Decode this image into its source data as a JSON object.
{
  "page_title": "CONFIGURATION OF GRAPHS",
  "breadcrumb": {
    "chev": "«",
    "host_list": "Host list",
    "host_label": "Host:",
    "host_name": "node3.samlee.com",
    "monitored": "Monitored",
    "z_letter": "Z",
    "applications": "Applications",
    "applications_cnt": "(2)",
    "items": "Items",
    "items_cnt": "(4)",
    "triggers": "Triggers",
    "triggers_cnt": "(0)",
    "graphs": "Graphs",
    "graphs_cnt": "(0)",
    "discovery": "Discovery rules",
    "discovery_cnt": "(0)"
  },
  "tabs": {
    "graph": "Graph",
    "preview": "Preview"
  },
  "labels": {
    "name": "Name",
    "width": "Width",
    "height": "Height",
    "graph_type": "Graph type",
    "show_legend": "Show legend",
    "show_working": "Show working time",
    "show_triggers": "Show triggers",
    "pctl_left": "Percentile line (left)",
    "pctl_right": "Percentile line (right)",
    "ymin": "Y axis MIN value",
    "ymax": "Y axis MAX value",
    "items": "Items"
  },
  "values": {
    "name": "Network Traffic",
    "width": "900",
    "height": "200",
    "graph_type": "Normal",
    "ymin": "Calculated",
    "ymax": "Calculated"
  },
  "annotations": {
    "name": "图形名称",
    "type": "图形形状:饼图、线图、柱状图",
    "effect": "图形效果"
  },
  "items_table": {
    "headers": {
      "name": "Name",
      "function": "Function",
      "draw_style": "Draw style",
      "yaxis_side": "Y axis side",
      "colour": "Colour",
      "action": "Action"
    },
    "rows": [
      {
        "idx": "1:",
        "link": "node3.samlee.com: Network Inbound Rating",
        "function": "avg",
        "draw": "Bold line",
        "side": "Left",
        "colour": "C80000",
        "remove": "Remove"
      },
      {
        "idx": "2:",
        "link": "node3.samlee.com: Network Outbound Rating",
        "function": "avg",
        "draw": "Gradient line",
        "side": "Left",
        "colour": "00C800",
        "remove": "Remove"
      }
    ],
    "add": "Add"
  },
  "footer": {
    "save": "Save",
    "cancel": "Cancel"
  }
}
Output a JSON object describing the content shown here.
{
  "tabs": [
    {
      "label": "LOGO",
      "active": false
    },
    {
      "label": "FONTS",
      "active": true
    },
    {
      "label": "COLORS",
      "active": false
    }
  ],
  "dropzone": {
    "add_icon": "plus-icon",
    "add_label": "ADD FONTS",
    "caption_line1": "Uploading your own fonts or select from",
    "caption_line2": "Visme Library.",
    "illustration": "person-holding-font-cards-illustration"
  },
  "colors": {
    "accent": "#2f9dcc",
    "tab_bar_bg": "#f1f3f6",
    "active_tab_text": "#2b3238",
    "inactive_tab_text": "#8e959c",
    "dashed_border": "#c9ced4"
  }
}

### STATED EXERCISE
Extract the complete data, matching each line exactly.

### TASK OUTPUT
Decode this image into its source data as a JSON object.
{
  "page_title": "CONFIGURATION OF GRAPHS",
  "breadcrumb": {
    "chev": "«",
    "host_list": "Host list",
    "host_label": "Host:",
    "host_name": "node3.samlee.com",
    "monitored": "Monitored",
    "z_letter": "Z",
    "applications": "Applications",
    "applications_cnt": "(2)",
    "items": "Items",
    "items_cnt": "(4)",
    "triggers": "Triggers",
    "triggers_cnt": "(0)",
    "graphs": "Graphs",
    "graphs_cnt": "(0)",
    "discovery": "Discovery rules",
    "discovery_cnt": "(0)"
  },
  "tabs": {
    "graph": "Graph",
    "preview": "Preview"
  },
  "labels": {
    "name": "Name",
    "width": "Width",
    "height": "Height",
    "graph_type": "Graph type",
    "show_legend": "Show legend",
    "show_working": "Show working time",
    "show_triggers": "Show triggers",
    "pctl_left": "Percentile line (left)",
    "pctl_right": "Percentile line (right)",
    "ymin": "Y axis MIN value",
    "ymax": "Y axis MAX value",
    "items": "Items"
  },
  "values": {
    "name": "Network Traffic",
    "width": "900",
    "height": "200",
    "graph_type": "Normal",
    "ymin": "Calculated",
    "ymax": "Calculated"
  },
  "annotations": {
    "name": "图形名称",
    "type": "图形形状:饼图、线图、柱状图",
    "effect": "图形效果"
  },
  "items_table": {
    "headers": {
      "name": "Name",
      "function": "Function",
      "draw_style": "Draw style",
      "yaxis_side": "Y axis side",
      "colour": "Colour",
      "action": "Action"
    },
    "rows": [
      {
        "idx": "1:",
        "link": "node3.samlee.com: Network Inbound Rating",
        "function": "avg",
        "draw": "Bold line",
        "side": "Left",
        "colour": "C80000",
        "remove": "Remove"
      },
      {
        "idx": "2:",
        "link": "node3.samlee.com: Network Outbound Rating",
        "function": "avg",
        "draw": "Gradient line",
        "side": "Left",
        "colour": "00C800",
        "remove": "Remove"
      }
    ],
    "add": "Add"
  },
  "footer": {
    "save": "Save",
    "cancel": "Cancel"
  }
}
Output a JSON object describing the content shown here.
{
  "tabs": [
    {
      "label": "LOGO",
      "active": false
    },
    {
      "label": "FONTS",
      "active": true
    },
    {
      "label": "COLORS",
      "active": false
    }
  ],
  "dropzone": {
    "add_icon": "plus-icon",
    "add_label": "ADD FONTS",
    "caption_line1": "Uploading your own fonts or select from",
    "caption_line2": "Visme Library.",
    "illustration": "person-holding-font-cards-illustration"
  },
  "colors": {
    "accent": "#2f9dcc",
    "tab_bar_bg": "#f1f3f6",
    "active_tab_text": "#2b3238",
    "inactive_tab_text": "#8e959c",
    "dashed_border": "#c9ced4"
  }
}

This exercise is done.